GIVEN INSTRUCTION:
Return every line of the items below unchanged, leaving out the pictures.

THE DATA:
= = = = =

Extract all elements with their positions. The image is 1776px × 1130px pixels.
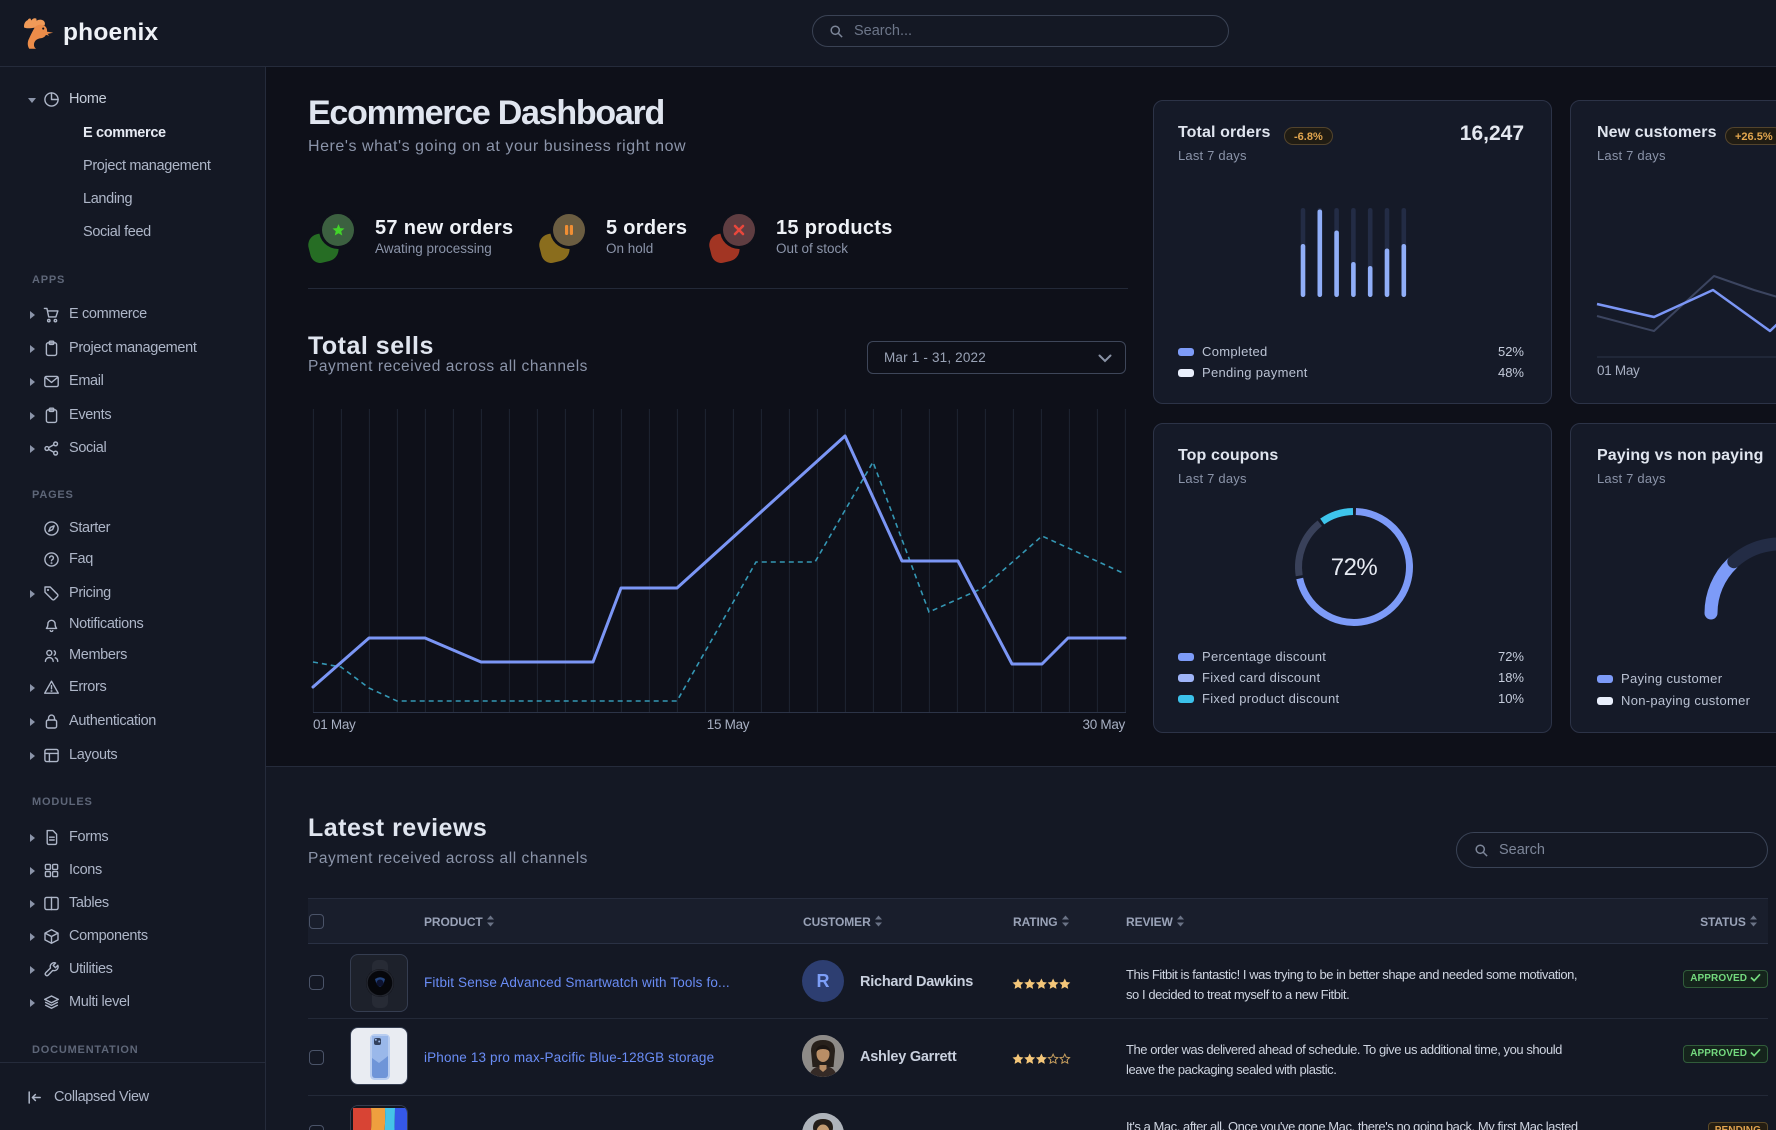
svg-text:72%: 72%	[1331, 554, 1378, 581]
svg-text:01 May: 01 May	[313, 717, 356, 732]
svg-text:30 May: 30 May	[1083, 717, 1126, 732]
svg-text:01 May: 01 May	[1597, 363, 1640, 378]
svg-text:15 May: 15 May	[707, 717, 750, 732]
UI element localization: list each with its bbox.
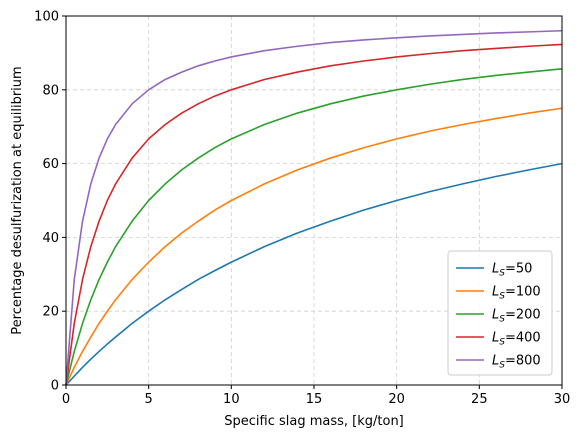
series-line xyxy=(65,43,563,386)
x-tick-label: 15 xyxy=(306,392,323,407)
x-tick-label: 20 xyxy=(388,392,405,407)
legend-label: LS=800 xyxy=(492,354,541,371)
y-axis-ticks: 0 20 40 60 80 100 xyxy=(34,10,66,394)
legend-box xyxy=(447,250,553,376)
y-tick-label: 0 xyxy=(51,379,59,394)
x-axis-ticks: 0 5 10 15 20 25 30 xyxy=(62,385,570,407)
legend-label: LS=100 xyxy=(492,285,541,302)
x-tick-label: 30 xyxy=(554,392,571,407)
x-tick-label: 0 xyxy=(62,392,70,407)
series-line xyxy=(65,67,563,386)
y-tick-label: 60 xyxy=(42,157,59,172)
y-tick-label: 40 xyxy=(42,231,59,246)
legend-label: LS=50 xyxy=(492,262,532,279)
y-tick-label: 100 xyxy=(34,10,59,25)
series-line xyxy=(65,162,563,386)
legend: LS=50 LS=100 LS=200 LS=400 LS=800 xyxy=(447,250,553,376)
y-tick-label: 80 xyxy=(42,83,59,98)
series-line xyxy=(65,107,563,386)
x-tick-label: 5 xyxy=(145,392,153,407)
legend-label: LS=200 xyxy=(492,308,541,325)
x-axis-label: Specific slag mass, [kg/ton] xyxy=(224,414,404,429)
series-line xyxy=(65,29,563,386)
legend-label: LS=400 xyxy=(492,331,541,348)
y-tick-label: 20 xyxy=(42,305,59,320)
x-tick-label: 25 xyxy=(471,392,488,407)
x-tick-label: 10 xyxy=(223,392,240,407)
y-axis-label: Percentage desulfurization at equilibriu… xyxy=(10,66,25,334)
series-lines xyxy=(65,29,563,386)
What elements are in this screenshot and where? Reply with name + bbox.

= = = = =

OUTPUT FOR THIS EXERCISE:
Extract all elements with their positions. The image is 1776px × 1130px pixels.
svg-text:72%: 72%	[1331, 554, 1378, 581]
svg-text:01 May: 01 May	[313, 717, 356, 732]
svg-text:30 May: 30 May	[1083, 717, 1126, 732]
svg-text:01 May: 01 May	[1597, 363, 1640, 378]
svg-text:15 May: 15 May	[707, 717, 750, 732]
UI element localization: list each with its bbox.
series-line xyxy=(65,43,563,386)
x-tick-label: 15 xyxy=(306,392,323,407)
x-tick-label: 20 xyxy=(388,392,405,407)
legend-label: LS=800 xyxy=(492,354,541,371)
y-axis-ticks: 0 20 40 60 80 100 xyxy=(34,10,66,394)
legend-box xyxy=(447,250,553,376)
y-tick-label: 0 xyxy=(51,379,59,394)
x-axis-ticks: 0 5 10 15 20 25 30 xyxy=(62,385,570,407)
legend-label: LS=100 xyxy=(492,285,541,302)
x-tick-label: 30 xyxy=(554,392,571,407)
x-tick-label: 0 xyxy=(62,392,70,407)
series-line xyxy=(65,67,563,386)
y-tick-label: 60 xyxy=(42,157,59,172)
y-tick-label: 40 xyxy=(42,231,59,246)
legend-label: LS=50 xyxy=(492,262,532,279)
y-tick-label: 100 xyxy=(34,10,59,25)
series-line xyxy=(65,162,563,386)
legend: LS=50 LS=100 LS=200 LS=400 LS=800 xyxy=(447,250,553,376)
y-tick-label: 80 xyxy=(42,83,59,98)
series-line xyxy=(65,107,563,386)
x-tick-label: 5 xyxy=(145,392,153,407)
legend-label: LS=200 xyxy=(492,308,541,325)
x-axis-label: Specific slag mass, [kg/ton] xyxy=(224,414,404,429)
series-line xyxy=(65,29,563,386)
legend-label: LS=400 xyxy=(492,331,541,348)
y-tick-label: 20 xyxy=(42,305,59,320)
x-tick-label: 25 xyxy=(471,392,488,407)
x-tick-label: 10 xyxy=(223,392,240,407)
y-axis-label: Percentage desulfurization at equilibriu… xyxy=(10,66,25,334)
series-lines xyxy=(65,29,563,386)
What elements are in this screenshot and where? Reply with name + bbox.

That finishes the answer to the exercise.